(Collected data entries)
>> Begin
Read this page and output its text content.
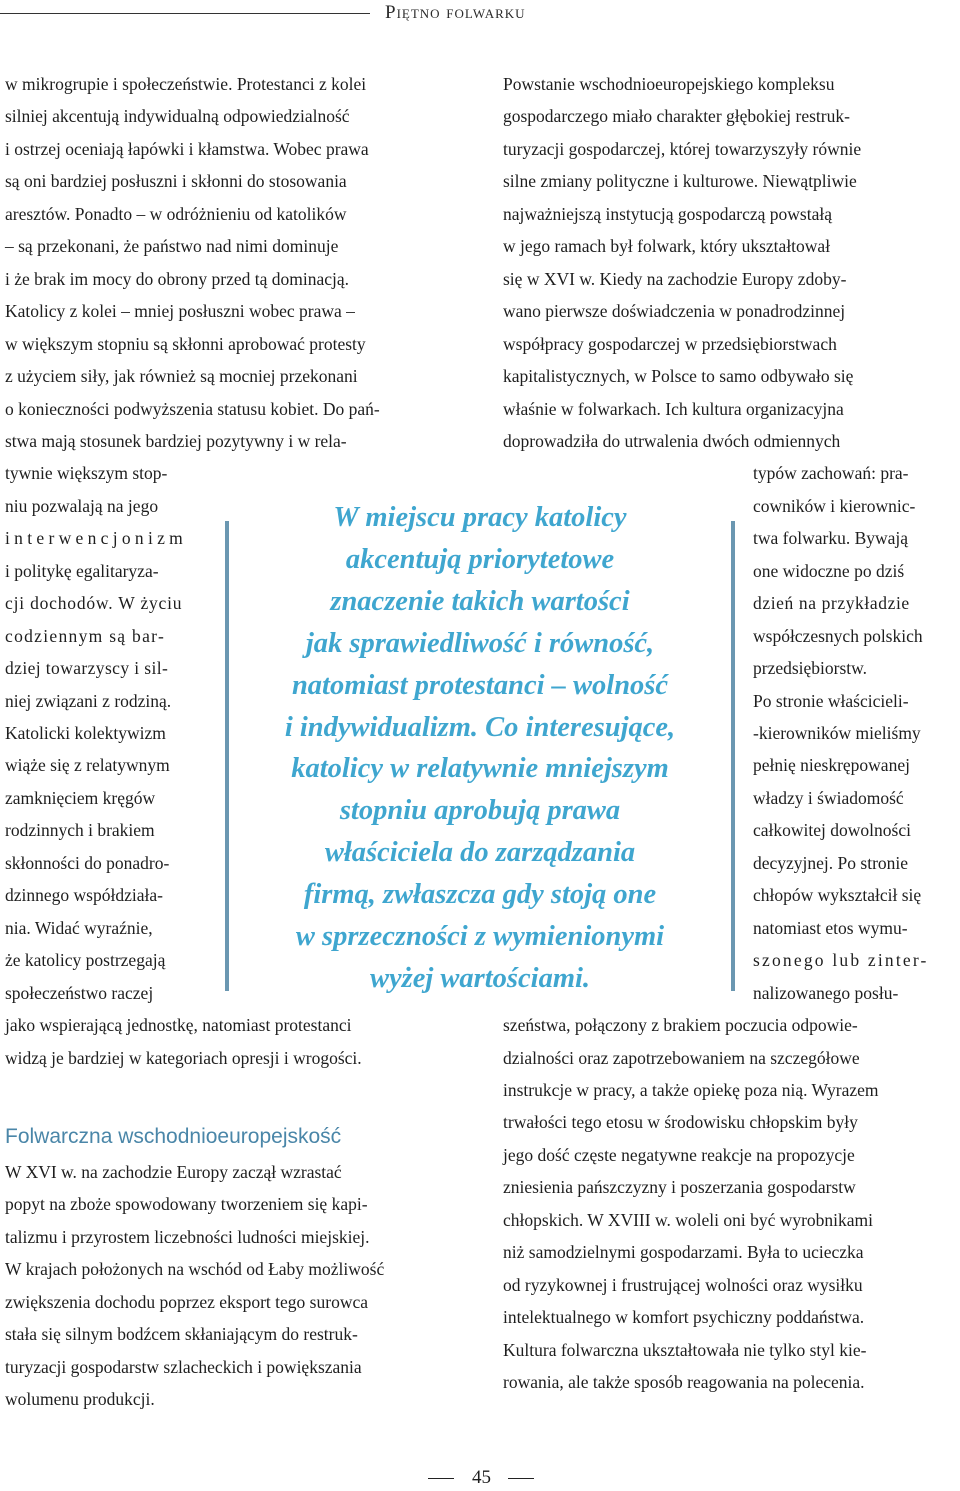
Piętno folwarku
w mikrogrupie i społeczeństwie. Protestanci z kolei
silniej akcentują indywidualną odpowiedzialność
i ostrzej oceniają łapówki i kłamstwa. Wobec prawa
są oni bardziej posłuszni i skłonni do stosowania
aresztów. Ponadto – w odróżnieniu od katolików
– są przekonani, że państwo nad nimi dominuje
i że brak im mocy do obrony przed tą dominacją.
Katolicy z kolei – mniej posłuszni wobec prawa –
w większym stopniu są skłonni aprobować protesty
z użyciem siły, jak również są mocniej przekonani
o konieczności podwyższenia statusu kobiet. Do pań-
stwa mają stosunek bardziej pozytywny i w rela-
tywnie większym stop-
niu pozwalają na jego
interwencjonizm
i politykę egalitaryza-
cji dochodów. W życiu
codziennym są bar-
dziej towarzyscy i sil-
niej związani z rodziną.
Katolicki kolektywizm
wiąże się z relatywnym
zamknięciem kręgów
rodzinnych i brakiem
skłonności do ponadro-
dzinnego współdziała-
nia. Widać wyraźnie,
że katolicy postrzegają
społeczeństwo raczej
jako wspierającą jednostkę, natomiast protestanci
widzą je bardziej w kategoriach opresji i wrogości.
Folwarczna wschodnioeuropejskość
W XVI w. na zachodzie Europy zaczął wzrastać
popyt na zboże spowodowany tworzeniem się kapi-
talizmu i przyrostem liczebności ludności miejskiej.
W krajach położonych na wschód od Łaby możliwość
zwiększenia dochodu poprzez eksport tego surowca
stała się silnym bodźcem skłaniającym do restruk-
turyzacji gospodarstw szlacheckich i powiększania
wolumenu produkcji.
Powstanie wschodnioeuropejskiego kompleksu
gospodarczego miało charakter głębokiej restruk-
turyzacji gospodarczej, której towarzyszyły równie
silne zmiany polityczne i kulturowe. Niewątpliwie
najważniejszą instytucją gospodarczą powstałą
w jego ramach był folwark, który ukształtował
się w XVI w. Kiedy na zachodzie Europy zdoby-
wano pierwsze doświadczenia w ponadrodzinnej
współpracy gospodarczej w przedsiębiorstwach
kapitalistycznych, w Polsce to samo odbywało się
właśnie w folwarkach. Ich kultura organizacyjna
doprowadziła do utrwalenia dwóch odmiennych
typów zachowań: pra-
cowników i kierownic-
twa folwarku. Bywają
one widoczne po dziś
dzień na przykładzie
współczesnych polskich
przedsiębiorstw.
Po stronie właścicieli-
-kierowników mieliśmy
pełnię nieskrępowanej
władzy i świadomość
całkowitej dowolności
decyzyjnej. Po stronie
chłopów wykształcił się
natomiast etos wymu-
szonego lub zinter-
nalizowanego posłu-
szeństwa, połączony z brakiem poczucia odpowie-
dzialności oraz zapotrzebowaniem na szczegółowe
instrukcje w pracy, a także opiekę poza nią. Wyrazem
trwałości tego etosu w środowisku chłopskim były
jego dość częste negatywne reakcje na propozycje
zniesienia pańszczyzny i poszerzania gospodarstw
chłopskich. W XVIII w. woleli oni być wyrobnikami
niż samodzielnymi gospodarzami. Była to ucieczka
od ryzykownej i frustrującej wolności oraz wysiłku
intelektualnego w komfort psychiczny poddaństwa.
Kultura folwarczna ukształtowała nie tylko styl kie-
rowania, ale także sposób reagowania na polecenia.
W miejscu pracy katolicy
akcentują priorytetowe
znaczenie takich wartości
jak sprawiedliwość i równość,
natomiast protestanci – wolność
i indywidualizm. Co interesujące,
katolicy w relatywnie mniejszym
stopniu aprobują prawa
właściciela do zarządzania
firmą, zwłaszcza gdy stoją one
w sprzeczności z wymienionymi
wyżej wartościami.
45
>> End
Find every line containing the word "brakiem", then give the total and nothing more.

### Completed task
2